§ **Directions**
Search the records below for the word "bedaubing" and show every line where it occurs.

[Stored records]

_ _ _ _

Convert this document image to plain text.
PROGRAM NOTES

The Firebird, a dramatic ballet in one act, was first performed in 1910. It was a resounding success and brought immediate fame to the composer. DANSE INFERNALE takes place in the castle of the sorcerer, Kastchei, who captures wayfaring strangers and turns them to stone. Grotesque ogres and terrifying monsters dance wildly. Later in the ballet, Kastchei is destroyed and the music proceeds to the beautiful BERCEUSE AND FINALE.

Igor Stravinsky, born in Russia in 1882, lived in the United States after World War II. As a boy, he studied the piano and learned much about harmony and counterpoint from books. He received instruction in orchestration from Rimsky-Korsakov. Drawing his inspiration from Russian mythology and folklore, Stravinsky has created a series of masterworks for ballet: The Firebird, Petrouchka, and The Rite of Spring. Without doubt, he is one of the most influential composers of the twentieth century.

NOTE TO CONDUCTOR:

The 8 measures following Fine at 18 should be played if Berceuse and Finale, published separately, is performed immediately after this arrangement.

_ _ _ _

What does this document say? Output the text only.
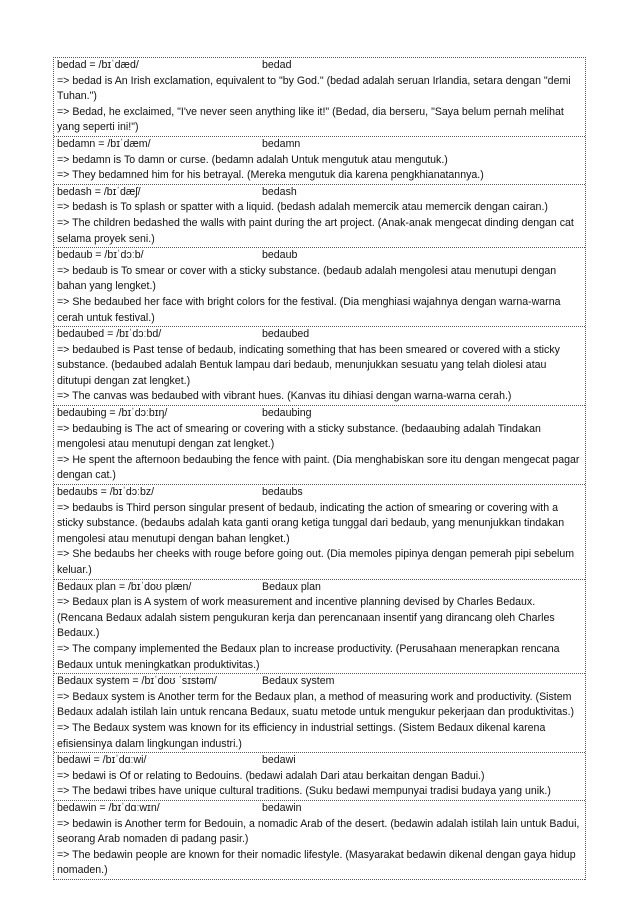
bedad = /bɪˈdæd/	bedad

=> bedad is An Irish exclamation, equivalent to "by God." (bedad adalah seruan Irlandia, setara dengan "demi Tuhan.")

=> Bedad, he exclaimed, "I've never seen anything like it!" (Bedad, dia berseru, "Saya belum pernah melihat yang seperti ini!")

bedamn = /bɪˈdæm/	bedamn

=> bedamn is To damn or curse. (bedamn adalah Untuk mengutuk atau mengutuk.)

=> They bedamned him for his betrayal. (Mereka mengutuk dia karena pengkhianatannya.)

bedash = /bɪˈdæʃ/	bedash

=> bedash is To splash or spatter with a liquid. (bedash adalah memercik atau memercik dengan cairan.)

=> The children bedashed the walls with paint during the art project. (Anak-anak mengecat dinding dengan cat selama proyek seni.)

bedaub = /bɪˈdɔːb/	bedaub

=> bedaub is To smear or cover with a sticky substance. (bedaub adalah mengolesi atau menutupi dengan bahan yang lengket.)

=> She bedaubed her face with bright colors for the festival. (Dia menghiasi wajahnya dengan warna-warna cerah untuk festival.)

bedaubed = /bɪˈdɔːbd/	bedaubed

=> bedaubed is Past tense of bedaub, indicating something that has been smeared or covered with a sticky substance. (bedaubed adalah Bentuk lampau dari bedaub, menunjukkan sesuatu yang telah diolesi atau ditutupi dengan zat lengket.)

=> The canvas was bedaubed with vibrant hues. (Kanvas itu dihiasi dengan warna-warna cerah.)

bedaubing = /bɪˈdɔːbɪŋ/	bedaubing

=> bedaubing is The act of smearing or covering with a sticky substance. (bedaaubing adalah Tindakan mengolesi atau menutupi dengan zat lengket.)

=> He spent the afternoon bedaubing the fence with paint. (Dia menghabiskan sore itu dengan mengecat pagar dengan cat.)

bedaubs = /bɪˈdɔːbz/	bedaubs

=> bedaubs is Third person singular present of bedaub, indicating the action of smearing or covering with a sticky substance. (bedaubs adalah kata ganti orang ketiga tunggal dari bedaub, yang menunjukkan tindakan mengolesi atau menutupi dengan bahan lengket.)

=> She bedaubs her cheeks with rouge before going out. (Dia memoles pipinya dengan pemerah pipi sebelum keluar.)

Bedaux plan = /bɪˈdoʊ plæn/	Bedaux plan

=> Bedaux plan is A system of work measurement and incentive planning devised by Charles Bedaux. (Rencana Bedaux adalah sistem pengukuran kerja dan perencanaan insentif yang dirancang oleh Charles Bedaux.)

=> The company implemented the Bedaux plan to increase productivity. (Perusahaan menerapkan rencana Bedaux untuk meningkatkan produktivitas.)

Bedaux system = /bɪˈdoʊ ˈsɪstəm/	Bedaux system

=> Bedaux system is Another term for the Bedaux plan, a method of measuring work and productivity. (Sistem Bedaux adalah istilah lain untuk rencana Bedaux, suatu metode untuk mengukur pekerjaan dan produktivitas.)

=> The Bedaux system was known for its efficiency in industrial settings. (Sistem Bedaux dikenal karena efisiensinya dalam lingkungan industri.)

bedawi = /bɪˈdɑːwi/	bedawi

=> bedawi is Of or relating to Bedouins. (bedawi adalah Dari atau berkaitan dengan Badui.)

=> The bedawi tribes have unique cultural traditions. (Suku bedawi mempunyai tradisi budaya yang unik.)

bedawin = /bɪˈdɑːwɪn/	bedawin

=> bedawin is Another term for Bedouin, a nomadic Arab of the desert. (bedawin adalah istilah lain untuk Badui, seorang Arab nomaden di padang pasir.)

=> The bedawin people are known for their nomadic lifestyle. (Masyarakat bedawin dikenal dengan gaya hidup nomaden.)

_ _ _ _

§ **Worked solution**
bedaubing = /bɪˈdɔːbɪŋ/	bedaubing
=> bedaubing is The act of smearing or covering with a sticky substance. (bedaaubing adalah Tindakan mengolesi atau menutupi dengan zat lengket.)
=> He spent the afternoon bedaubing the fence with paint. (Dia menghabiskan sore itu dengan mengecat pagar dengan cat.)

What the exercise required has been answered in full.